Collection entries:
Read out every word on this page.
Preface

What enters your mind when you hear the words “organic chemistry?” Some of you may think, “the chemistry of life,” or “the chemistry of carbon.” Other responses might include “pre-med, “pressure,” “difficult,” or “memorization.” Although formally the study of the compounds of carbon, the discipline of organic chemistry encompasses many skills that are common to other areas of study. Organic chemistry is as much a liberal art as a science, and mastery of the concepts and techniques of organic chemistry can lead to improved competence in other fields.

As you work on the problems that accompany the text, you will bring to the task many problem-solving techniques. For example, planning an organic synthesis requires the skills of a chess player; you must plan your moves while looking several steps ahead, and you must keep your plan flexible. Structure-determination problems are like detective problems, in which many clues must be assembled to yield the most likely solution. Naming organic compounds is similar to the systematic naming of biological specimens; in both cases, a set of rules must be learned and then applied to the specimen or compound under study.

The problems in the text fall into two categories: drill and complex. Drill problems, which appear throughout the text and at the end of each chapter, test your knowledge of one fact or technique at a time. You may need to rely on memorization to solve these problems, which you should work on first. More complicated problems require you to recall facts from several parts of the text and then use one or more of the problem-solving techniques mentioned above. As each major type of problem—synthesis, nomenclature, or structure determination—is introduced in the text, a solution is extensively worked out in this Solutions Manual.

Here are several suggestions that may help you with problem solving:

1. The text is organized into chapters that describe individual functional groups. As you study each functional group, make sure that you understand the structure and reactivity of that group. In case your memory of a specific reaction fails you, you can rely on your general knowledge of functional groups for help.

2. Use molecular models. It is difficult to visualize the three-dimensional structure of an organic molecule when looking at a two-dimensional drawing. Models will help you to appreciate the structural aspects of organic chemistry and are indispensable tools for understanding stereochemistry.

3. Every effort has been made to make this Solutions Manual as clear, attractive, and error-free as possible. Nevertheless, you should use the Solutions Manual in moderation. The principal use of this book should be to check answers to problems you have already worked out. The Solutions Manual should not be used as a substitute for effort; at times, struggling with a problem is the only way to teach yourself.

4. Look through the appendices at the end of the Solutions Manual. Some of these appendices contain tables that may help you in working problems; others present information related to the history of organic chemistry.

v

Problem to work on:
Make an exact copy of the records.

Answer to this problem:
Read out every word on this page.
Preface

What enters your mind when you hear the words “organic chemistry?” Some of you may think, “the chemistry of life,” or “the chemistry of carbon.” Other responses might include “pre-med, “pressure,” “difficult,” or “memorization.” Although formally the study of the compounds of carbon, the discipline of organic chemistry encompasses many skills that are common to other areas of study. Organic chemistry is as much a liberal art as a science, and mastery of the concepts and techniques of organic chemistry can lead to improved competence in other fields.

As you work on the problems that accompany the text, you will bring to the task many problem-solving techniques. For example, planning an organic synthesis requires the skills of a chess player; you must plan your moves while looking several steps ahead, and you must keep your plan flexible. Structure-determination problems are like detective problems, in which many clues must be assembled to yield the most likely solution. Naming organic compounds is similar to the systematic naming of biological specimens; in both cases, a set of rules must be learned and then applied to the specimen or compound under study.

The problems in the text fall into two categories: drill and complex. Drill problems, which appear throughout the text and at the end of each chapter, test your knowledge of one fact or technique at a time. You may need to rely on memorization to solve these problems, which you should work on first. More complicated problems require you to recall facts from several parts of the text and then use one or more of the problem-solving techniques mentioned above. As each major type of problem—synthesis, nomenclature, or structure determination—is introduced in the text, a solution is extensively worked out in this Solutions Manual.

Here are several suggestions that may help you with problem solving:

1. The text is organized into chapters that describe individual functional groups. As you study each functional group, make sure that you understand the structure and reactivity of that group. In case your memory of a specific reaction fails you, you can rely on your general knowledge of functional groups for help.

2. Use molecular models. It is difficult to visualize the three-dimensional structure of an organic molecule when looking at a two-dimensional drawing. Models will help you to appreciate the structural aspects of organic chemistry and are indispensable tools for understanding stereochemistry.

3. Every effort has been made to make this Solutions Manual as clear, attractive, and error-free as possible. Nevertheless, you should use the Solutions Manual in moderation. The principal use of this book should be to check answers to problems you have already worked out. The Solutions Manual should not be used as a substitute for effort; at times, struggling with a problem is the only way to teach yourself.

4. Look through the appendices at the end of the Solutions Manual. Some of these appendices contain tables that may help you in working problems; others present information related to the history of organic chemistry.

v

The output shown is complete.